Records provided:
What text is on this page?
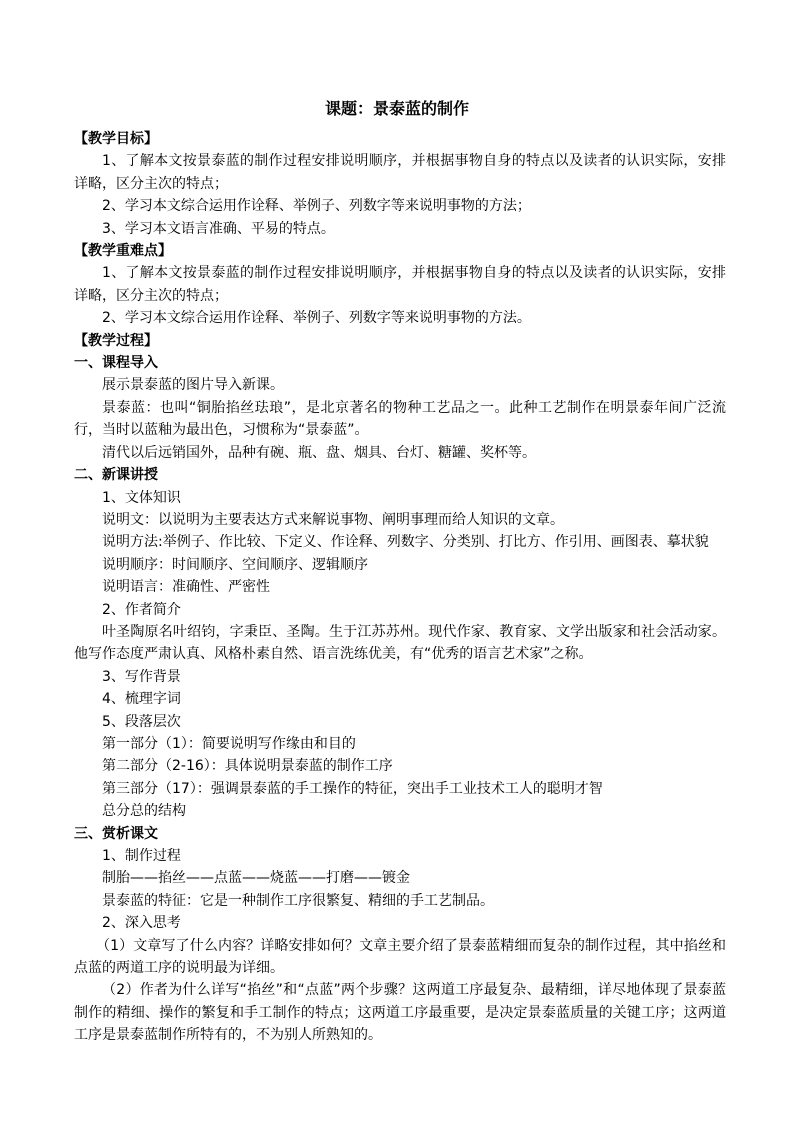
课题：景泰蓝的制作

【教学目标】

1、了解本文按景泰蓝的制作过程安排说明顺序，并根据事物自身的特点以及读者的认识实际，安排详略，区分主次的特点；

2、学习本文综合运用作诠释、举例子、列数字等来说明事物的方法；

3、学习本文语言准确、平易的特点。

【教学重难点】

1、了解本文按景泰蓝的制作过程安排说明顺序，并根据事物自身的特点以及读者的认识实际，安排详略，区分主次的特点；

2、学习本文综合运用作诠释、举例子、列数字等来说明事物的方法。

【教学过程】

一、课程导入

展示景泰蓝的图片导入新课。

景泰蓝：也叫“铜胎掐丝珐琅”，是北京著名的物种工艺品之一。此种工艺制作在明景泰年间广泛流行，当时以蓝釉为最出色，习惯称为“景泰蓝”。

清代以后远销国外，品种有碗、瓶、盘、烟具、台灯、糖罐、奖杯等。

二、新课讲授

1、文体知识

说明文：以说明为主要表达方式来解说事物、阐明事理而给人知识的文章。

说明方法:举例子、作比较、下定义、作诠释、列数字、分类别、打比方、作引用、画图表、摹状貌

说明顺序：时间顺序、空间顺序、逻辑顺序

说明语言：准确性、严密性

2、作者简介

叶圣陶原名叶绍钧，字秉臣、圣陶。生于江苏苏州。现代作家、教育家、文学出版家和社会活动家。他写作态度严肃认真、风格朴素自然、语言洗练优美，有“优秀的语言艺术家”之称。

3、写作背景

4、梳理字词

5、段落层次

第一部分（1）：简要说明写作缘由和目的

第二部分（2-16）：具体说明景泰蓝的制作工序

第三部分（17）：强调景泰蓝的手工操作的特征，突出手工业技术工人的聪明才智

总分总的结构

三、赏析课文

1、制作过程

制胎——掐丝——点蓝——烧蓝——打磨——镀金

景泰蓝的特征：它是一种制作工序很繁复、精细的手工艺制品。

2、深入思考

（1）文章写了什么内容？详略安排如何？文章主要介绍了景泰蓝精细而复杂的制作过程，其中掐丝和点蓝的两道工序的说明最为详细。

（2）作者为什么详写“掐丝”和“点蓝”两个步骤？这两道工序最复杂、最精细，详尽地体现了景泰蓝制作的精细、操作的繁复和手工制作的特点；这两道工序最重要，是决定景泰蓝质量的关键工序；这两道工序是景泰蓝制作所特有的，不为别人所熟知的。
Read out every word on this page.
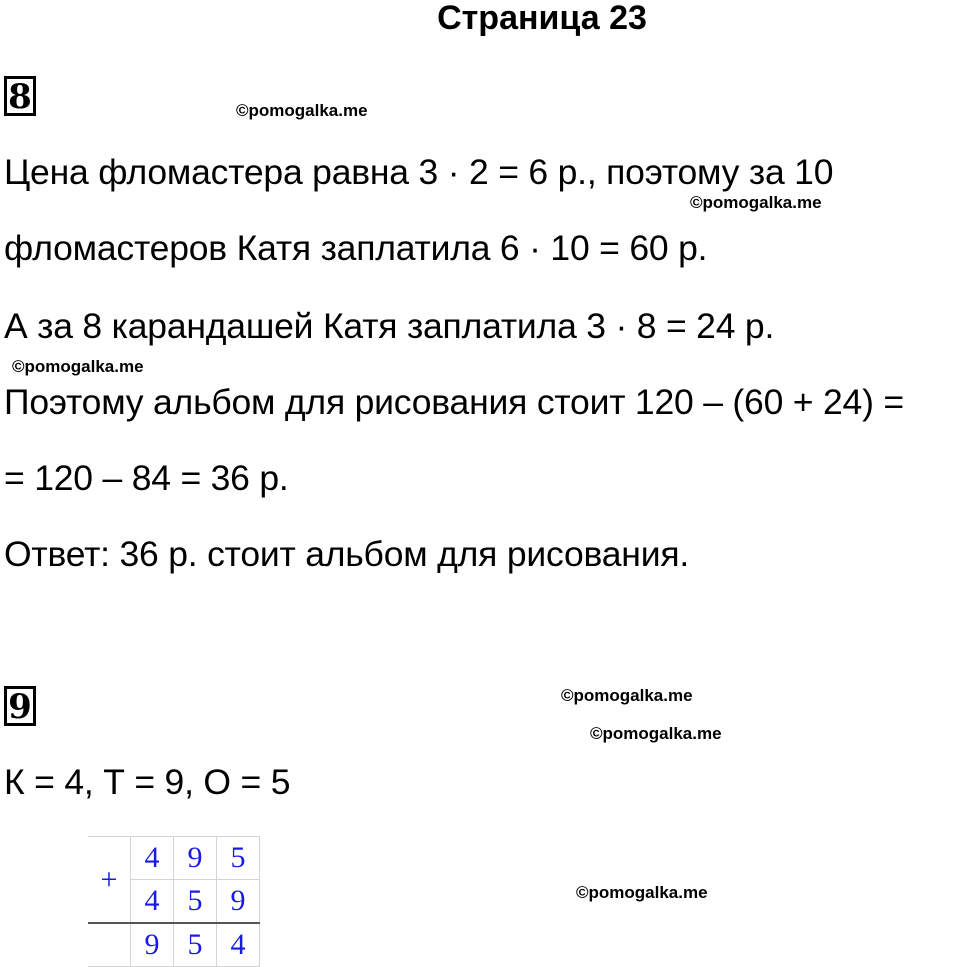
Страница 23
8	©pomogalka.me
Цена фломастера равна 3 · 2 = 6 р., поэтому за 10
©pomogalka.me
фломастеров Катя заплатила 6 · 10 = 60 р.
А за 8 карандашей Катя заплатила 3 · 8 = 24 р.
©pomogalka.me
Поэтому альбом для рисования стоит 120 – (60 + 24) =
= 120 – 84 = 36 р.
Ответ: 36 р. стоит альбом для рисования.
9	©pomogalka.me
©pomogalka.me
К = 4, Т = 9, О = 5
+	4	9	5
	4	5	9
	9	5	4
©pomogalka.me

Work to complete: Restate the listing above word for word, and skip the pictures.

Written solution:
What text is on this page?
课题：景泰蓝的制作

【教学目标】

1、了解本文按景泰蓝的制作过程安排说明顺序，并根据事物自身的特点以及读者的认识实际，安排详略，区分主次的特点；

2、学习本文综合运用作诠释、举例子、列数字等来说明事物的方法；

3、学习本文语言准确、平易的特点。

【教学重难点】

1、了解本文按景泰蓝的制作过程安排说明顺序，并根据事物自身的特点以及读者的认识实际，安排详略，区分主次的特点；

2、学习本文综合运用作诠释、举例子、列数字等来说明事物的方法。

【教学过程】

一、课程导入

展示景泰蓝的图片导入新课。

景泰蓝：也叫“铜胎掐丝珐琅”，是北京著名的物种工艺品之一。此种工艺制作在明景泰年间广泛流行，当时以蓝釉为最出色，习惯称为“景泰蓝”。

清代以后远销国外，品种有碗、瓶、盘、烟具、台灯、糖罐、奖杯等。

二、新课讲授

1、文体知识

说明文：以说明为主要表达方式来解说事物、阐明事理而给人知识的文章。

说明方法:举例子、作比较、下定义、作诠释、列数字、分类别、打比方、作引用、画图表、摹状貌

说明顺序：时间顺序、空间顺序、逻辑顺序

说明语言：准确性、严密性

2、作者简介

叶圣陶原名叶绍钧，字秉臣、圣陶。生于江苏苏州。现代作家、教育家、文学出版家和社会活动家。他写作态度严肃认真、风格朴素自然、语言洗练优美，有“优秀的语言艺术家”之称。

3、写作背景

4、梳理字词

5、段落层次

第一部分（1）：简要说明写作缘由和目的

第二部分（2-16）：具体说明景泰蓝的制作工序

第三部分（17）：强调景泰蓝的手工操作的特征，突出手工业技术工人的聪明才智

总分总的结构

三、赏析课文

1、制作过程

制胎——掐丝——点蓝——烧蓝——打磨——镀金

景泰蓝的特征：它是一种制作工序很繁复、精细的手工艺制品。

2、深入思考

（1）文章写了什么内容？详略安排如何？文章主要介绍了景泰蓝精细而复杂的制作过程，其中掐丝和点蓝的两道工序的说明最为详细。

（2）作者为什么详写“掐丝”和“点蓝”两个步骤？这两道工序最复杂、最精细，详尽地体现了景泰蓝制作的精细、操作的繁复和手工制作的特点；这两道工序最重要，是决定景泰蓝质量的关键工序；这两道工序是景泰蓝制作所特有的，不为别人所熟知的。
Read out every word on this page.
Страница 23
8	©pomogalka.me
Цена фломастера равна 3 · 2 = 6 р., поэтому за 10
©pomogalka.me
фломастеров Катя заплатила 6 · 10 = 60 р.
А за 8 карандашей Катя заплатила 3 · 8 = 24 р.
©pomogalka.me
Поэтому альбом для рисования стоит 120 – (60 + 24) =
= 120 – 84 = 36 р.
Ответ: 36 р. стоит альбом для рисования.
9	©pomogalka.me
©pomogalka.me
К = 4, Т = 9, О = 5
+	4	9	5
	4	5	9
	9	5	4
©pomogalka.me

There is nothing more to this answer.